* **COMPITI RICHIESTI**:
1. Rispondi a queste domande sul testo su Skellig.
(a) Chi è l'autore di Skellig?
(b) Quale poeta ama Mina?
(c) Che cosa scompare all'improvviso un giorno, quando siamo diventati grandi?
2. Trascrivi senza modifiche il passo del testo su Skellig che comincia con "Ci sono libri" e termina con "prezioso che avevamo.".

Il punto dove avevamo le ali

Ci sono libri che parlano di piccoli grandi miracoli, di creature magiche, di angeli, di cose impossibili agli occhi della ragione. Cose a cui, finché siamo piccoli crediamo senza chiederci se esistano oppure no. Per anni le fiabe, le fate, Babbo Natale, la Befana, la fatina dei denti, l’amico immaginario, sono altrettanto reali che il babbo, la mamma e gli amici. Poi all’improvviso, un giorno, quella magica, incommensurabile, straordinaria capacità di credere scompare: siamo diventati grandi e abbiamo perso il dono più prezioso che avevamo.

Skellig di David Almond, considerato un grande classico moderno della letteratura per ragazzi, ci parla proprio di questo.

Michael è un ragazzino che si è appena trasferito in un nuovo quartiere, è lontano dalla scuola e dagli amici. In più, la sorellina appena nata ha grossi problemi di salute e la madre non può occuparsi di lui. E anche il padre, seppur presente ed affettuoso, deve cercare di sistemare la casa in cui si sono trasferiti, che necessita di grandi opere di manutenzione e restauro. Così tra tristezza e preoccupazione per tutto quello che lo circonda, il ragazzino ha il tempo per esplorare il nuovo quartiere, guardare dentro un vecchio garage pericolante, pieno zeppo di ciarpame di ogni tipo e conoscere una strana ragazzina Mina, che vive nella casa accanto alla sua, non va a scuola, ama William Blake e apprende osservando la natura con curiosità, dipingendo, modellando la creta e facendosi domande.

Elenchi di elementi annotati

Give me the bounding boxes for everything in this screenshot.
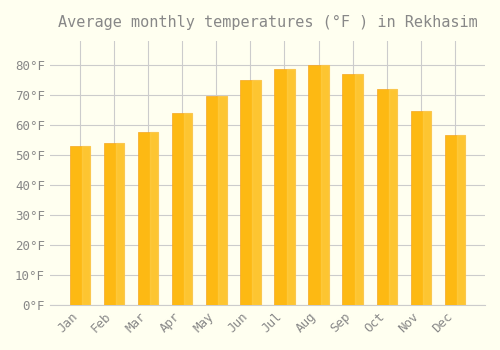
Bar: [206, 97, 227, 305]
Bar: [320, 65, 329, 305]
Bar: [457, 135, 465, 305]
Bar: [423, 111, 431, 305]
Bar: [150, 132, 158, 305]
Bar: [376, 89, 397, 305]
Bar: [410, 111, 431, 305]
Bar: [240, 80, 260, 305]
Bar: [184, 113, 192, 305]
Bar: [138, 132, 158, 305]
Bar: [286, 69, 294, 305]
Bar: [218, 97, 226, 305]
Bar: [104, 143, 124, 305]
Bar: [82, 146, 90, 305]
Bar: [445, 135, 465, 305]
Bar: [70, 146, 90, 305]
Bar: [389, 89, 397, 305]
Title: Average monthly temperatures (°F ) in Rekhasim: Average monthly temperatures (°F ) in Re…: [58, 15, 478, 30]
Bar: [354, 74, 363, 305]
Bar: [308, 65, 329, 305]
Bar: [172, 113, 193, 305]
Bar: [274, 69, 294, 305]
Bar: [342, 74, 363, 305]
Bar: [116, 143, 124, 305]
Bar: [252, 80, 260, 305]
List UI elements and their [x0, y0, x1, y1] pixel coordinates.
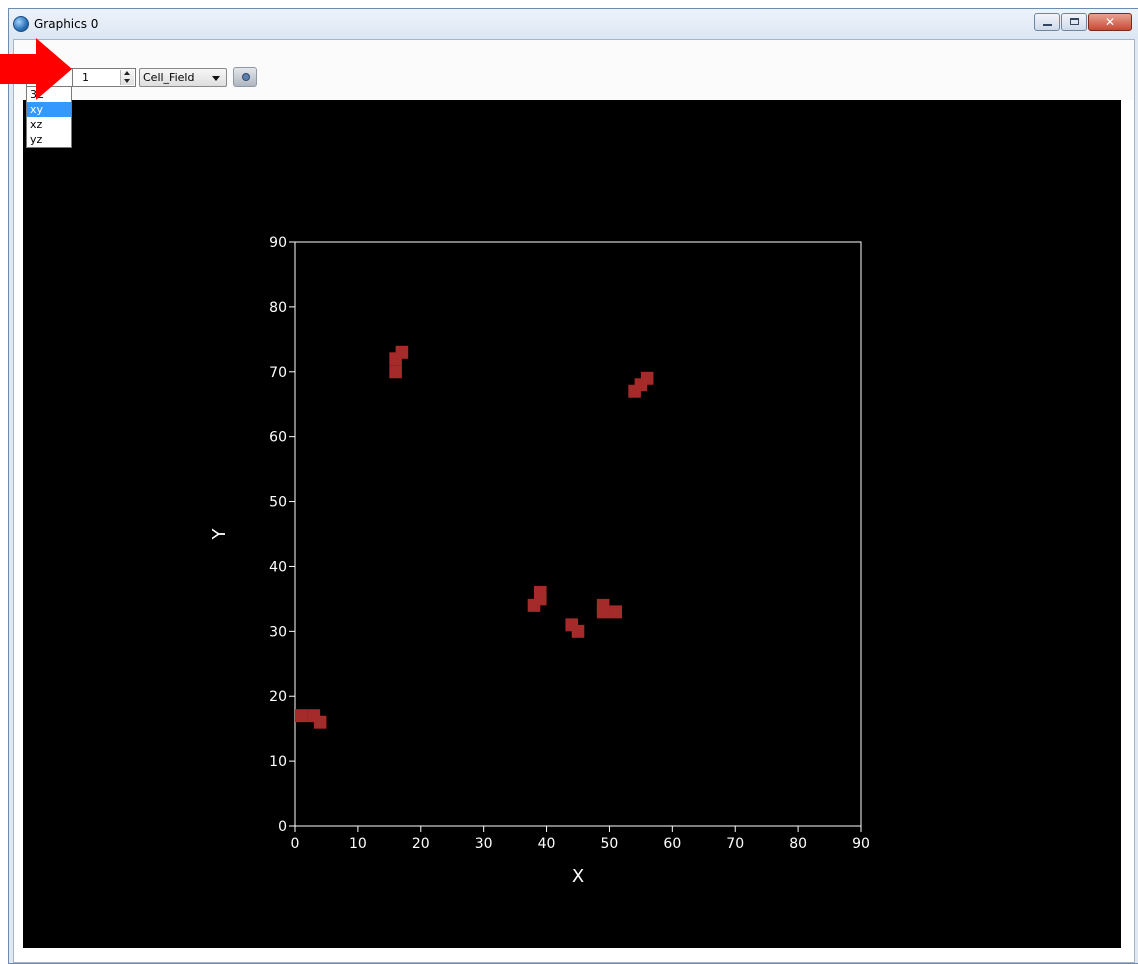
close-button[interactable]: ✕ — [1088, 13, 1132, 31]
cell-pixel — [295, 709, 308, 723]
minimize-icon — [1043, 24, 1052, 26]
close-icon: ✕ — [1104, 15, 1116, 29]
cell-pixel — [395, 345, 409, 359]
maximize-button[interactable] — [1061, 13, 1087, 31]
y-tick-label: 20 — [269, 689, 287, 705]
y-tick-label: 0 — [278, 819, 287, 835]
x-tick-label: 30 — [475, 836, 493, 852]
spin-arrows[interactable] — [120, 70, 134, 85]
cell-pixel — [596, 598, 610, 612]
plot-canvas[interactable]: 0 10 20 30 40 50 60 70 80 90 0 10 20 30 40 50 60 70 80 90 X Y — [23, 100, 1121, 948]
graphics-window: Graphics 0 ✕ 1 Cell_Field — [8, 8, 1138, 964]
slice-value: 1 — [82, 71, 89, 84]
x-tick-label: 40 — [538, 836, 556, 852]
y-tick-label: 30 — [269, 624, 287, 640]
cell-pixel — [313, 715, 327, 729]
client-area: 1 Cell_Field 3L xy xz yz 010203040506070… — [13, 39, 1135, 963]
y-tick-label: 60 — [269, 430, 287, 446]
screenshot-button[interactable] — [233, 67, 257, 87]
spin-down-icon[interactable] — [124, 79, 130, 83]
y-tick-label: 10 — [269, 754, 287, 770]
dropdown-option-yz[interactable]: yz — [30, 133, 43, 146]
x-tick-label: 80 — [789, 836, 807, 852]
y-tick-label: 50 — [269, 495, 287, 511]
cell-pixel — [609, 605, 623, 619]
x-tick-label: 90 — [852, 836, 870, 852]
plot-frame — [294, 241, 862, 827]
cell-pixel — [571, 624, 585, 638]
y-tick-label: 80 — [269, 300, 287, 316]
x-tick-label: 70 — [726, 836, 744, 852]
red-arrow-icon — [0, 38, 72, 100]
spin-up-icon[interactable] — [124, 71, 130, 75]
chevron-down-icon — [212, 76, 220, 81]
minimize-button[interactable] — [1034, 13, 1060, 31]
field-select[interactable]: Cell_Field — [139, 68, 227, 87]
camera-icon — [242, 73, 250, 81]
dropdown-option-xy[interactable]: xy — [27, 102, 71, 117]
y-tick-label: 40 — [269, 559, 287, 575]
cell-pixel — [389, 365, 402, 379]
title-bar[interactable]: Graphics 0 ✕ — [9, 9, 1138, 39]
cell-pixel — [533, 585, 547, 599]
x-tick-label: 50 — [601, 836, 619, 852]
window-controls: ✕ — [1033, 13, 1132, 31]
x-axis-title: X — [572, 866, 584, 887]
x-tick-label: 0 — [291, 836, 300, 852]
slice-spinbox[interactable]: 1 — [72, 68, 136, 87]
app-globe-icon — [13, 16, 29, 32]
view-dropdown-list: 3L xy xz yz — [26, 86, 72, 148]
y-axis-title: Y — [209, 528, 230, 541]
maximize-icon — [1070, 18, 1079, 25]
y-tick-label: 90 — [269, 235, 287, 251]
x-tick-label: 20 — [412, 836, 430, 852]
x-tick-label: 10 — [349, 836, 367, 852]
dropdown-option-xz[interactable]: xz — [30, 118, 43, 131]
window-title: Graphics 0 — [34, 17, 99, 31]
toolbar: 1 Cell_Field — [14, 40, 1134, 100]
cell-pixel — [640, 371, 654, 385]
field-select-value: Cell_Field — [143, 71, 195, 84]
x-tick-label: 60 — [663, 836, 681, 852]
y-tick-label: 70 — [269, 365, 287, 381]
plot-svg: 0 10 20 30 40 50 60 70 80 90 0 10 20 30 40 50 60 70 80 90 X Y — [209, 235, 870, 887]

* **RISPOSTE PER COMPITO**:
1.
(a) David Almond.
(b) William Blake.
(c) Scompare la magica, incommensurabile, straordinaria capacità di credere.

2.
Ci sono libri che parlano di piccoli grandi miracoli, di creature magiche, di angeli, di cose impossibili agli occhi della ragione. Cose a cui, finché siamo piccoli crediamo senza chiederci se esistano oppure no. Per anni le fiabe, le fate, Babbo Natale, la Befana, la fatina dei denti, l’amico immaginario, sono altrettanto reali che il babbo, la mamma e gli amici. Poi all’improvviso, un giorno, quella magica, incommensurabile, straordinaria capacità di credere scompare: siamo diventati grandi e abbiamo perso il dono più prezioso che avevamo.